Instructions to follow >>
Search the material for "door" and show all lines that contain it.

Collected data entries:

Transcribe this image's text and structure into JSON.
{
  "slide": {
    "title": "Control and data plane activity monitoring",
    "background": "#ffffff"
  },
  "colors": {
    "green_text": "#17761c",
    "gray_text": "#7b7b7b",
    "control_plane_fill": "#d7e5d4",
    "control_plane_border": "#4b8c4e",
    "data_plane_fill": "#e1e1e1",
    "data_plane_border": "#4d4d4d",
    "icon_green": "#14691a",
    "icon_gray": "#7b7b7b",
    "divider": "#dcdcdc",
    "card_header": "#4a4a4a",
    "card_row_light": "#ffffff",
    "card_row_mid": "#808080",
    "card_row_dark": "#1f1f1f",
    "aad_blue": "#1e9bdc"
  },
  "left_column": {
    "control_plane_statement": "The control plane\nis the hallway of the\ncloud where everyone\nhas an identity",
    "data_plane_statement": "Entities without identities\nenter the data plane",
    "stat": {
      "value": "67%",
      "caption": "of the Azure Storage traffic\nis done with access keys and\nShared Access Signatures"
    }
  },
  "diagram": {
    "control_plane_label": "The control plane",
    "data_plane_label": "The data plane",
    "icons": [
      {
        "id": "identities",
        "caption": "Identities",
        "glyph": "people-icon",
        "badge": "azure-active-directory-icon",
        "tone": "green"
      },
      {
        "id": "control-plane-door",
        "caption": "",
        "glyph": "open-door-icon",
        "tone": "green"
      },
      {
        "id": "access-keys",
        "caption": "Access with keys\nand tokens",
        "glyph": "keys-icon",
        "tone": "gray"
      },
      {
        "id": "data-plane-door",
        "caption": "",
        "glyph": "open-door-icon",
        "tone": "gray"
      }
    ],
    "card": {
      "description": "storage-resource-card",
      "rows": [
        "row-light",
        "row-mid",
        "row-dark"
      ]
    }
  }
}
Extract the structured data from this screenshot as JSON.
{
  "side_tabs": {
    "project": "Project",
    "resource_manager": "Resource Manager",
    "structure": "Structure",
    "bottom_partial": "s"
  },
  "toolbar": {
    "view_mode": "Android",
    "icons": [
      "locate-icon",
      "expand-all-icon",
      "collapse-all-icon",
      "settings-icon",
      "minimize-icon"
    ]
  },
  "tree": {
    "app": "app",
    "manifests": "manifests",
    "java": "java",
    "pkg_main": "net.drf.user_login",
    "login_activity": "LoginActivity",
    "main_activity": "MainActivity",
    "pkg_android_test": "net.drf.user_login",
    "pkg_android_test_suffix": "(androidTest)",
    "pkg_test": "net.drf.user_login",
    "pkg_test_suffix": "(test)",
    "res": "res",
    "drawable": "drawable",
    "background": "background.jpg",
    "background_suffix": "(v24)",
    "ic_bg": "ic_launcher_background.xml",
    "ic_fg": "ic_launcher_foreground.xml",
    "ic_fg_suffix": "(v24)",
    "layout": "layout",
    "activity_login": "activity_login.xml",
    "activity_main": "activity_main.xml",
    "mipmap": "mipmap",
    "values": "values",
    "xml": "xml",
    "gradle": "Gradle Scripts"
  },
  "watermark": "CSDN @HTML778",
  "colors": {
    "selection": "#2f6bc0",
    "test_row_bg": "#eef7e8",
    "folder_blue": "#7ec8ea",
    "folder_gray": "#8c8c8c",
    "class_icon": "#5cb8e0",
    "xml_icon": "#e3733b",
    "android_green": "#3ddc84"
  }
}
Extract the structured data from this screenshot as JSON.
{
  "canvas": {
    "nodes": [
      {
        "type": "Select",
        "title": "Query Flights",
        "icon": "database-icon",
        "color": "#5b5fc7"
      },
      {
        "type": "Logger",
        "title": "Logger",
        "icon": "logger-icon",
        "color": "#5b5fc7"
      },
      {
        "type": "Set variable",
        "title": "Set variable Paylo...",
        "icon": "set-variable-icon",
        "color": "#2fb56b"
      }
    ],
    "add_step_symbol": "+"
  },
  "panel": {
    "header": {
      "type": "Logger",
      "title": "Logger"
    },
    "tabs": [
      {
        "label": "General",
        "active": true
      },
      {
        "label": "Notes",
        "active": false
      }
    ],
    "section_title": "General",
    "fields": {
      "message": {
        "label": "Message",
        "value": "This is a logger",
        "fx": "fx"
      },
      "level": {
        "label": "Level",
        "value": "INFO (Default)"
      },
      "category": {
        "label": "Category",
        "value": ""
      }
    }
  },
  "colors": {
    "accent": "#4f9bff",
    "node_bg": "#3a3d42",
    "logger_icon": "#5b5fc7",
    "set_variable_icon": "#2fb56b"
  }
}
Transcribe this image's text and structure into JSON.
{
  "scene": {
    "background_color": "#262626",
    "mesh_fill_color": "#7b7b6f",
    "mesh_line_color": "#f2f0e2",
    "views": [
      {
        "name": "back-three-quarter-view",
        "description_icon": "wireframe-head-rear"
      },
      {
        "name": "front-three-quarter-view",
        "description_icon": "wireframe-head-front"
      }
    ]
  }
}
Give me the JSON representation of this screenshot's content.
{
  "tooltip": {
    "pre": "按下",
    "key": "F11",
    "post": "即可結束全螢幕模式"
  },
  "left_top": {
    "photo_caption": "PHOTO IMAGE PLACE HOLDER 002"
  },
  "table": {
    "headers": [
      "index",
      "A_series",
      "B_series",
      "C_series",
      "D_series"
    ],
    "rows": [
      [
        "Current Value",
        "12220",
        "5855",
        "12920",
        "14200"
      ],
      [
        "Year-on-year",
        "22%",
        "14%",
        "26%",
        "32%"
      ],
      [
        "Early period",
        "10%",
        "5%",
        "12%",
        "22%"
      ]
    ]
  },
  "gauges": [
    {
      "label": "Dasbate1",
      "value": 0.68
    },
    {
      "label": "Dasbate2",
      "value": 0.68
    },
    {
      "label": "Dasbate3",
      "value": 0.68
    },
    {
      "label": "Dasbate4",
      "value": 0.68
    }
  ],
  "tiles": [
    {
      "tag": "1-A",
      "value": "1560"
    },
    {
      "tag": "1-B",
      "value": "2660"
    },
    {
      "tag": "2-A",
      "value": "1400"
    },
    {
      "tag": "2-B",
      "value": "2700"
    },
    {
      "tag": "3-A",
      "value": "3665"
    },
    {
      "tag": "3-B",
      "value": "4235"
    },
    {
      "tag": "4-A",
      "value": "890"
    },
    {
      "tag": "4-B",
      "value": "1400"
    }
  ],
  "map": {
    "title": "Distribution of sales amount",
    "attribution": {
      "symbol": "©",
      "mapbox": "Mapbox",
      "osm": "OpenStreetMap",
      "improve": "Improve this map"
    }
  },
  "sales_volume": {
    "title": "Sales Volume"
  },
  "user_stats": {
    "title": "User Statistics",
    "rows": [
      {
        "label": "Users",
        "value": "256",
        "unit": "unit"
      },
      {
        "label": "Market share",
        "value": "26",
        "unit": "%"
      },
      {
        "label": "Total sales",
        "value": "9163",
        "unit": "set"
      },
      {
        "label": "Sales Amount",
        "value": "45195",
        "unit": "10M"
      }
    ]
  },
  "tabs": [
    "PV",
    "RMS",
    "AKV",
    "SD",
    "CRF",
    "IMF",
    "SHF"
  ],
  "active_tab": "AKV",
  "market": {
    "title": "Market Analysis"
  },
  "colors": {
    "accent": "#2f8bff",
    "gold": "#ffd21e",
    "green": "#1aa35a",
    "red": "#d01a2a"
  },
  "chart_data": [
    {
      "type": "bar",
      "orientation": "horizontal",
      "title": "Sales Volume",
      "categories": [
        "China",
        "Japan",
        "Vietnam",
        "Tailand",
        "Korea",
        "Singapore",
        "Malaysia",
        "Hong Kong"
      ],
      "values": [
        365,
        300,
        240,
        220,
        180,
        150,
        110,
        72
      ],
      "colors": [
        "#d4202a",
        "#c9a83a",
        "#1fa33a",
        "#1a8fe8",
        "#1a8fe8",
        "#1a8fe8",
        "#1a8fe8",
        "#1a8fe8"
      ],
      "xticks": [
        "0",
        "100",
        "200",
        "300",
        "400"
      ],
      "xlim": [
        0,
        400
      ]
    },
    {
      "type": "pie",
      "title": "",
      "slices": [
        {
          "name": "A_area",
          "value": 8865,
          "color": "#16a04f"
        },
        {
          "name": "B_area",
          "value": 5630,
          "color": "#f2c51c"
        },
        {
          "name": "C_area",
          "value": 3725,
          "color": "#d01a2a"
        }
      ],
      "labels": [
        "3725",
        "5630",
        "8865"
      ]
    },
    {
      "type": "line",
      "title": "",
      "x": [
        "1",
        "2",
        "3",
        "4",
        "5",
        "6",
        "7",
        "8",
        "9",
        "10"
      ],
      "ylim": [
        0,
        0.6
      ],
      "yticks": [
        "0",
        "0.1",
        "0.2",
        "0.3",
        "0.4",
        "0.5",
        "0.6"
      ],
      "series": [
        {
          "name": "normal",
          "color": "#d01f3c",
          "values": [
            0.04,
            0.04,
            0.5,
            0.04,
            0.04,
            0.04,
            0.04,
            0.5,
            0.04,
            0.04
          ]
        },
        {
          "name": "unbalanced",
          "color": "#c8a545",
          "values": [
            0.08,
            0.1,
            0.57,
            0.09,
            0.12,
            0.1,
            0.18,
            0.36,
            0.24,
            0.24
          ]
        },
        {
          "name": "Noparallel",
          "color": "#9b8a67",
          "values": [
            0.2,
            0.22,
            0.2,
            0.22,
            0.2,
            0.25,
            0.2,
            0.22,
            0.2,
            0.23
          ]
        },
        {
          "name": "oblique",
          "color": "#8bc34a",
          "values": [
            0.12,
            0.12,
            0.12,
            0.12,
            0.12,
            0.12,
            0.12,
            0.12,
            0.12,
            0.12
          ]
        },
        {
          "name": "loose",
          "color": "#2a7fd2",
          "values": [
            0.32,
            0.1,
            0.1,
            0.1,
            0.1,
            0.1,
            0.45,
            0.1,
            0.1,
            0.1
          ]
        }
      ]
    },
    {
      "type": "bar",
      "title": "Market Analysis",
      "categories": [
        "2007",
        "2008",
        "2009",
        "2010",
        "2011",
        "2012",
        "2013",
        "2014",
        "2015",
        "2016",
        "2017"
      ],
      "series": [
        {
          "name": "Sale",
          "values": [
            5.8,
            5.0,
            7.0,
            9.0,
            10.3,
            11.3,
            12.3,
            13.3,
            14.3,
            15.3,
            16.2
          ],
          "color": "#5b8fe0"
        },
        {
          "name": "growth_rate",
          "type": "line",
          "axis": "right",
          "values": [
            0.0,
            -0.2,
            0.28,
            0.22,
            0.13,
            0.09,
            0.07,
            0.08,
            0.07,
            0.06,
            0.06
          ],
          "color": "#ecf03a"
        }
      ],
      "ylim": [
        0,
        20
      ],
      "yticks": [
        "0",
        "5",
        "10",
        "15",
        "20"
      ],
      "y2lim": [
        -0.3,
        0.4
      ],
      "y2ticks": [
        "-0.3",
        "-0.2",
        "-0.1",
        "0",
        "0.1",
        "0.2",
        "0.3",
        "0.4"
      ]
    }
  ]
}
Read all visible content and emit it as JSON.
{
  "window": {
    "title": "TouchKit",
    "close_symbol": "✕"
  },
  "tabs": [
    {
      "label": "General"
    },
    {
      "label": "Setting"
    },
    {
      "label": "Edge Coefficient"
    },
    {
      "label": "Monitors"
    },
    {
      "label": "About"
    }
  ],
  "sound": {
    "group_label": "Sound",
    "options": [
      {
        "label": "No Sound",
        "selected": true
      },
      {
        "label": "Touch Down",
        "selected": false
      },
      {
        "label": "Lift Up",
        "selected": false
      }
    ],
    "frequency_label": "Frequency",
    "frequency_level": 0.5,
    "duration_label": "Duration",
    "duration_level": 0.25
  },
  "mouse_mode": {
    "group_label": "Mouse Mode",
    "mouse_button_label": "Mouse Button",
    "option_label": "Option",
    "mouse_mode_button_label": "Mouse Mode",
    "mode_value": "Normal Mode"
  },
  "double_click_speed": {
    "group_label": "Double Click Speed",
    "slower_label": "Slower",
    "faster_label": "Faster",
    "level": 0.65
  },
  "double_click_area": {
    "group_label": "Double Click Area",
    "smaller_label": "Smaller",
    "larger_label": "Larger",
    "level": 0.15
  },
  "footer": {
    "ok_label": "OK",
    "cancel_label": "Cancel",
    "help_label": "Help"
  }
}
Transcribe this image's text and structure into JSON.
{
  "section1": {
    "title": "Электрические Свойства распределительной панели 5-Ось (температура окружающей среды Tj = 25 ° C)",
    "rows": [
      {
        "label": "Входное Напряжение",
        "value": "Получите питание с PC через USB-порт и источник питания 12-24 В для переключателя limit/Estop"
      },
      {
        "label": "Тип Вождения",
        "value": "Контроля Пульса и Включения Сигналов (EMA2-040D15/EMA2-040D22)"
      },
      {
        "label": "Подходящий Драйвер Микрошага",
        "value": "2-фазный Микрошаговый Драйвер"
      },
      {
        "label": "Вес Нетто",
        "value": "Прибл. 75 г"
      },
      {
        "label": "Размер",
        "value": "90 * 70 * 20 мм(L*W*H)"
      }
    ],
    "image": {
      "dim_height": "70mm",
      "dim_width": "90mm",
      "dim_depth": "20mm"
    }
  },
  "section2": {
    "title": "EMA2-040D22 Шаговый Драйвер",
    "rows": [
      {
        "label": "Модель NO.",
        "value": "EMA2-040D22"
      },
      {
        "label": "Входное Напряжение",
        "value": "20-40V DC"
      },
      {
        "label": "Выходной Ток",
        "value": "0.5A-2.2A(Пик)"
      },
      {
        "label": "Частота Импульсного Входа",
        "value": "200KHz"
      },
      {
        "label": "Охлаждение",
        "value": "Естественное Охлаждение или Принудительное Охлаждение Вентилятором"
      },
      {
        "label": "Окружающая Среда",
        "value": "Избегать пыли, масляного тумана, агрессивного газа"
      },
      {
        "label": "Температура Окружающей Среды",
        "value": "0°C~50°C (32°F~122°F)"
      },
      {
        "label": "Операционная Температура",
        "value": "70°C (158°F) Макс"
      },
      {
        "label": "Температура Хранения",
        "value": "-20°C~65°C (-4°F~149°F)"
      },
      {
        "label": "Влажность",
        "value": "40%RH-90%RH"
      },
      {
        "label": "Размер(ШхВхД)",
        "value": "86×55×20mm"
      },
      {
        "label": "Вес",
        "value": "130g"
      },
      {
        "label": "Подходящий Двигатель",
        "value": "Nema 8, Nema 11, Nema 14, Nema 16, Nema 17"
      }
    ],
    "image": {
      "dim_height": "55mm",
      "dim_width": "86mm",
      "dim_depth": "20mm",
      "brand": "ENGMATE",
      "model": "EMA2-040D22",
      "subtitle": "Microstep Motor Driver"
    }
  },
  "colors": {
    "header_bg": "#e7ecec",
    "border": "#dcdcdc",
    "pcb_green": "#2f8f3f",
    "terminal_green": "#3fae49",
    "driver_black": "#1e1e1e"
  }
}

Response to this exercise >>
        "id": "control-plane-door",
        "glyph": "open-door-icon",
        "id": "data-plane-door",
        "glyph": "open-door-icon",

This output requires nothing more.